Items from an interface collection
⁂
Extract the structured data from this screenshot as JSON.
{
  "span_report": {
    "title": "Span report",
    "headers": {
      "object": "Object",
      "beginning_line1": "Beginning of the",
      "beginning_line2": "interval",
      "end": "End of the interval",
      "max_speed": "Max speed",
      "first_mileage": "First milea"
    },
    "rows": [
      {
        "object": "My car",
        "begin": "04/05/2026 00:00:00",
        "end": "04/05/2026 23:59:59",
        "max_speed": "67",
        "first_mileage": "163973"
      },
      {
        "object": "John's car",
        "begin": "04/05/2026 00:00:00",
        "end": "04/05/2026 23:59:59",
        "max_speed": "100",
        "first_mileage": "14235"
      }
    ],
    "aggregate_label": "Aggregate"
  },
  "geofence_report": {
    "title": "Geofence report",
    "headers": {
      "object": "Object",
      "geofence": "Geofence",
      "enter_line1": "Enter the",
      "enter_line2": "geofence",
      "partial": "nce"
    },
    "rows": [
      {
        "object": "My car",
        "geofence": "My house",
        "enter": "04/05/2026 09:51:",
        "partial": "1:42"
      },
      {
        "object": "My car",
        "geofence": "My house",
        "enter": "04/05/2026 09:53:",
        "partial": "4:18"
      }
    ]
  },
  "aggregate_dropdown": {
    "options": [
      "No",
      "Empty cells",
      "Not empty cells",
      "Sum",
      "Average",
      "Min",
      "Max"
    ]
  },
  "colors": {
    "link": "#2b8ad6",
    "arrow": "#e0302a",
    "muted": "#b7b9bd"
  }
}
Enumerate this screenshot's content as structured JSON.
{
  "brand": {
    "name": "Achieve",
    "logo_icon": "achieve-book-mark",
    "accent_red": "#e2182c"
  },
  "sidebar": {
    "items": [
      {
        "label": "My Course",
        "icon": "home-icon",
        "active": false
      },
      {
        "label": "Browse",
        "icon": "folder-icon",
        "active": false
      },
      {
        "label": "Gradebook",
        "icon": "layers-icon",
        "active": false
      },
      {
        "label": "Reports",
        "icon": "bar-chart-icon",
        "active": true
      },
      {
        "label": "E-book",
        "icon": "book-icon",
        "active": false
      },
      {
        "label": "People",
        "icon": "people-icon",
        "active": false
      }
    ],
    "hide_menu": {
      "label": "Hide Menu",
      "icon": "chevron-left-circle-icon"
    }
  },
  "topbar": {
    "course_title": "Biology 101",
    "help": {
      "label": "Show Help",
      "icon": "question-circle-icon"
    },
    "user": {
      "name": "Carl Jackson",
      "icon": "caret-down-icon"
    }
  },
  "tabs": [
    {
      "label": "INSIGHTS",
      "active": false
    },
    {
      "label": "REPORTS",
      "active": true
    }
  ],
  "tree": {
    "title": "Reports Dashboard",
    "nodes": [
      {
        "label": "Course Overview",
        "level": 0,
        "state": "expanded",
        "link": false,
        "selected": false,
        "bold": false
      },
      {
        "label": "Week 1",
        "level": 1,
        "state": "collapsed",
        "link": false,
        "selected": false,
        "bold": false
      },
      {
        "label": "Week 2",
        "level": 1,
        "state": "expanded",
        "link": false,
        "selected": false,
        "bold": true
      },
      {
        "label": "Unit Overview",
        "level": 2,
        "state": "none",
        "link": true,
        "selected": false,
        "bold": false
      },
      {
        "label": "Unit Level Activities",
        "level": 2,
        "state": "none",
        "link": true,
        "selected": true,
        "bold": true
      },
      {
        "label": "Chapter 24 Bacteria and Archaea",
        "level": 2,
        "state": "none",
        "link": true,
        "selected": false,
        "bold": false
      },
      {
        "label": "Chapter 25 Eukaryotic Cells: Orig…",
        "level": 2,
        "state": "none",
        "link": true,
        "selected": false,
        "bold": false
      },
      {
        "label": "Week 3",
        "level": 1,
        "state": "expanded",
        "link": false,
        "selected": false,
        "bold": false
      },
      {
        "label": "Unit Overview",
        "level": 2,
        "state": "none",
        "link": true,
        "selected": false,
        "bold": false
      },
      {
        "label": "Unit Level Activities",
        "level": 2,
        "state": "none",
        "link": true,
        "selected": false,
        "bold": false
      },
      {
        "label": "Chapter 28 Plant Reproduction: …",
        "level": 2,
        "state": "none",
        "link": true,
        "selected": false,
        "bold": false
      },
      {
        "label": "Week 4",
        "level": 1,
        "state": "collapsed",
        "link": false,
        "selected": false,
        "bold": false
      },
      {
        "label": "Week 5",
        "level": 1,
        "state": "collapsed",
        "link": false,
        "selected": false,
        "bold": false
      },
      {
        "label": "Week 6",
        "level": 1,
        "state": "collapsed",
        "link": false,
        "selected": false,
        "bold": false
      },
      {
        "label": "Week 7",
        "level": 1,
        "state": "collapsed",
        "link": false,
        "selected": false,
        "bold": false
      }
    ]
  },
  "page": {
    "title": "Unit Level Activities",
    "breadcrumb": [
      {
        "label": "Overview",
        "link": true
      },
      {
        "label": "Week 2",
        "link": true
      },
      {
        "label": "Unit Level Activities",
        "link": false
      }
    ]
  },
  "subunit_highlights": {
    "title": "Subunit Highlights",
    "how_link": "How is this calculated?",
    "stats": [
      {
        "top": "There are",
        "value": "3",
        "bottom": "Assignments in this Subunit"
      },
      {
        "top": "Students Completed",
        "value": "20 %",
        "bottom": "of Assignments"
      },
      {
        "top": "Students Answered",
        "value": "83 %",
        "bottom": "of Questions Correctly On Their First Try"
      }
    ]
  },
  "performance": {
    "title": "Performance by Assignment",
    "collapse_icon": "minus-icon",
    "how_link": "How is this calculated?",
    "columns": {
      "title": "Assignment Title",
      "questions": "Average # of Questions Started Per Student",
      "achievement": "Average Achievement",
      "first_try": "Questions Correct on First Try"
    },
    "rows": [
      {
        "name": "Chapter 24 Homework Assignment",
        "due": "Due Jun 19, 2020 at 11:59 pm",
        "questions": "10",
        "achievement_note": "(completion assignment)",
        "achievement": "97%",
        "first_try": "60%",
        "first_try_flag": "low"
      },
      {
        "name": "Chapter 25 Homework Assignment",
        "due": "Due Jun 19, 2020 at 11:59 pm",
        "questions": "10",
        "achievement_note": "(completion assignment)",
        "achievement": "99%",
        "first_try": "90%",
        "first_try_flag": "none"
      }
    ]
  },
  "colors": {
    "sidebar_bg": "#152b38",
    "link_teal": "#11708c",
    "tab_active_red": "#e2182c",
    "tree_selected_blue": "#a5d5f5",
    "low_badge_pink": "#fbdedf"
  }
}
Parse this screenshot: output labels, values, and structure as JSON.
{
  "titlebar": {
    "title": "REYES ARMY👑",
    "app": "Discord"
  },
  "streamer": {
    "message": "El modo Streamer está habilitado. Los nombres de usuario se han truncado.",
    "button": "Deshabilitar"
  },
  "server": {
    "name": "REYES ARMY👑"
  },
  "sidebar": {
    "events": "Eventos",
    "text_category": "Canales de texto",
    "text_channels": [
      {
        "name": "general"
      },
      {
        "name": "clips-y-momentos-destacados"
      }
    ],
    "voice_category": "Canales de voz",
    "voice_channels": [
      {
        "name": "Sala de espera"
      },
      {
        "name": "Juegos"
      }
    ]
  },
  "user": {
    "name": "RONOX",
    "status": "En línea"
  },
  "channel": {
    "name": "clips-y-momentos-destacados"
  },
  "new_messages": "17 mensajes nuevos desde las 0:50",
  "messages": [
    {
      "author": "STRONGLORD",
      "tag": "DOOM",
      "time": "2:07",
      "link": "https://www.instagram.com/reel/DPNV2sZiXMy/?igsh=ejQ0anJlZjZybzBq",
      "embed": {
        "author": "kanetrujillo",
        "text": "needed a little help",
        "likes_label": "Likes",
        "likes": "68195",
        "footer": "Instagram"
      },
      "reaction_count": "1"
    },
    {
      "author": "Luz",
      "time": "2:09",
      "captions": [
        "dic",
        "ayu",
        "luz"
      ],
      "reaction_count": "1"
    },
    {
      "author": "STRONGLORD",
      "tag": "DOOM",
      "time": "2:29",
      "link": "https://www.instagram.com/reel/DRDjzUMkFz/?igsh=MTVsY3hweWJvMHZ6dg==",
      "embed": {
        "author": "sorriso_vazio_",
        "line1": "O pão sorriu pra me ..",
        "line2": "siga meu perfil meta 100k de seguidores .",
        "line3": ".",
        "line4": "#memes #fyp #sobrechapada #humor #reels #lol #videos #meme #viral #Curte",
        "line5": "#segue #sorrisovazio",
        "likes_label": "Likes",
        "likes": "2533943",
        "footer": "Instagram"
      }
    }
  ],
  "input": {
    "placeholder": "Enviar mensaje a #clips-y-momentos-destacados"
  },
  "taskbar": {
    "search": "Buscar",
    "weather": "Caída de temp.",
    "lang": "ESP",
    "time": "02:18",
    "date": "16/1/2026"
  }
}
⁂
# YOUR ASSIGNMENT
Show the lines of the entries that include the string "https", copying each in full.

# RESULT OF THIS EXERCISE
      "link": "https://www.instagram.com/reel/DPNV2sZiXMy/?igsh=ejQ0anJlZjZybzBq",
      "link": "https://www.instagram.com/reel/DRDjzUMkFz/?igsh=MTVsY3hweWJvMHZ6dg==",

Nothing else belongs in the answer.